(Chart and figure data)
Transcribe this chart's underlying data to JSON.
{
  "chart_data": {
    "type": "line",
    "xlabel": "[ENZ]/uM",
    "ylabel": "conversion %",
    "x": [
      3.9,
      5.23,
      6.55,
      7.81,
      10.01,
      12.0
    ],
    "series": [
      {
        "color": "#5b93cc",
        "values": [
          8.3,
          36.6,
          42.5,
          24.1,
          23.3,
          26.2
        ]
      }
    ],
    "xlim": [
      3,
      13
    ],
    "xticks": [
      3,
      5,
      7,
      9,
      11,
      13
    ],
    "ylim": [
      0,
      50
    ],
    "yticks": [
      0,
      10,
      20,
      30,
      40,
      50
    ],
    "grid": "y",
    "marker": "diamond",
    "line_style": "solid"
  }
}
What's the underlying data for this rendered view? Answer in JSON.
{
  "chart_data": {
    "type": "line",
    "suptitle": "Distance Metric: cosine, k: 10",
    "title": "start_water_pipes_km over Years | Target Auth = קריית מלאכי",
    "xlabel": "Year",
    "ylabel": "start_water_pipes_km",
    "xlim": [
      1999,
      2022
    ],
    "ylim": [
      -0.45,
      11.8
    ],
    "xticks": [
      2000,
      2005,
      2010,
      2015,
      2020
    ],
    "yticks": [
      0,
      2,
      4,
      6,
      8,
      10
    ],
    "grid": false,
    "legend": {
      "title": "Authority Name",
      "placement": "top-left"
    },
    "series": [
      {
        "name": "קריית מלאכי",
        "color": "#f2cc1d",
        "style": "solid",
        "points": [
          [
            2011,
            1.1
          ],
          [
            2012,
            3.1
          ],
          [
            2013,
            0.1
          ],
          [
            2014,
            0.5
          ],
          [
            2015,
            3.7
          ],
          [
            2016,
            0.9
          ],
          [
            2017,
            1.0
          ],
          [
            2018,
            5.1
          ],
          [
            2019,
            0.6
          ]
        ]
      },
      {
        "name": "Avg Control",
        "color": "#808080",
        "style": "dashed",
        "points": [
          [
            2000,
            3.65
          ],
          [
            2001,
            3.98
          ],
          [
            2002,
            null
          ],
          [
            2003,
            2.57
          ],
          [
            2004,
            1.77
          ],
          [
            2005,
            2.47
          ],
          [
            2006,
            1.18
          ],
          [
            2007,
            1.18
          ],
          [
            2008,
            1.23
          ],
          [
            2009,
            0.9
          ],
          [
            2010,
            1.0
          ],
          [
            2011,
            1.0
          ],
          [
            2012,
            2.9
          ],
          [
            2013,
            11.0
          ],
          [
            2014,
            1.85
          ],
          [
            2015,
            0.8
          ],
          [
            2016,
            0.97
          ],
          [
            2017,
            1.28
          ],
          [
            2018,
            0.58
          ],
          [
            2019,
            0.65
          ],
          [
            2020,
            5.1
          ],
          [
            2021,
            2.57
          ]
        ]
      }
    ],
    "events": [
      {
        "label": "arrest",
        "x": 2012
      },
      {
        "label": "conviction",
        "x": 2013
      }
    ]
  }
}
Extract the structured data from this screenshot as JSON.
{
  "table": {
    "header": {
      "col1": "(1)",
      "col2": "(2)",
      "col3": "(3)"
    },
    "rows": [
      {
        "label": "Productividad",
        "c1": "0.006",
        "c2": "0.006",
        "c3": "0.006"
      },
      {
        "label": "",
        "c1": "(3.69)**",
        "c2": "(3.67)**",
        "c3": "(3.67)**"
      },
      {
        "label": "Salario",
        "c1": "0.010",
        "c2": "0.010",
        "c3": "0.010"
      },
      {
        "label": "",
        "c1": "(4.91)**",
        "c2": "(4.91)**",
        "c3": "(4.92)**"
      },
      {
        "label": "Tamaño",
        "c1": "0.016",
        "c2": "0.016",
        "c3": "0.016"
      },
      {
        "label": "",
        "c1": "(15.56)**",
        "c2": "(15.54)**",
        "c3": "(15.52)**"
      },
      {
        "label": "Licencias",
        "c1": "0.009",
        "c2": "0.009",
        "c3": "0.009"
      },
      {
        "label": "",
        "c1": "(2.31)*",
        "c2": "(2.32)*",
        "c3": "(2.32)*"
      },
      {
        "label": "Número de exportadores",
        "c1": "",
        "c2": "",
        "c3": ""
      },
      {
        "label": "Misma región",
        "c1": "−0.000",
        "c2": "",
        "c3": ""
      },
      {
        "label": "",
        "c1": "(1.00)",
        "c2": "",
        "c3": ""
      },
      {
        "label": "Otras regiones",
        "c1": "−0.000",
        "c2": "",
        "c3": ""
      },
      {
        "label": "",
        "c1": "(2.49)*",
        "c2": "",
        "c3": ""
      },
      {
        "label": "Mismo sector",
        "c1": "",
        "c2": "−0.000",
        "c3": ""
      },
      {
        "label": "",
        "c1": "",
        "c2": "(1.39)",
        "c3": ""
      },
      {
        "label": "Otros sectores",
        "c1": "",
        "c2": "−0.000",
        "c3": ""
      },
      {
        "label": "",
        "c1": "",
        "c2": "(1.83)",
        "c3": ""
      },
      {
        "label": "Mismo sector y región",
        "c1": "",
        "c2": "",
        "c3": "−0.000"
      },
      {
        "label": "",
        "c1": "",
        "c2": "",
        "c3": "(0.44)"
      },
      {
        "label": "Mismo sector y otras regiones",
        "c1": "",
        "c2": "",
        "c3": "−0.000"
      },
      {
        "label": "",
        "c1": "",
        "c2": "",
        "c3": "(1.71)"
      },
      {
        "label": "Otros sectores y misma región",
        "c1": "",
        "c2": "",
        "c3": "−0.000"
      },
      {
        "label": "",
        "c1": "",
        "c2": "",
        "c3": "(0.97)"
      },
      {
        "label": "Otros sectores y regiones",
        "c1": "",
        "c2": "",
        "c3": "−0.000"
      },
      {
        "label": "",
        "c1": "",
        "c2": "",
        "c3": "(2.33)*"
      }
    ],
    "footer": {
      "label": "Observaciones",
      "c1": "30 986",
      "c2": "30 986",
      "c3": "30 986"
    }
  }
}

## Problem to work on
Lines holding the word "this" should be counted across the entries; state only how many there are.

## Answer below
3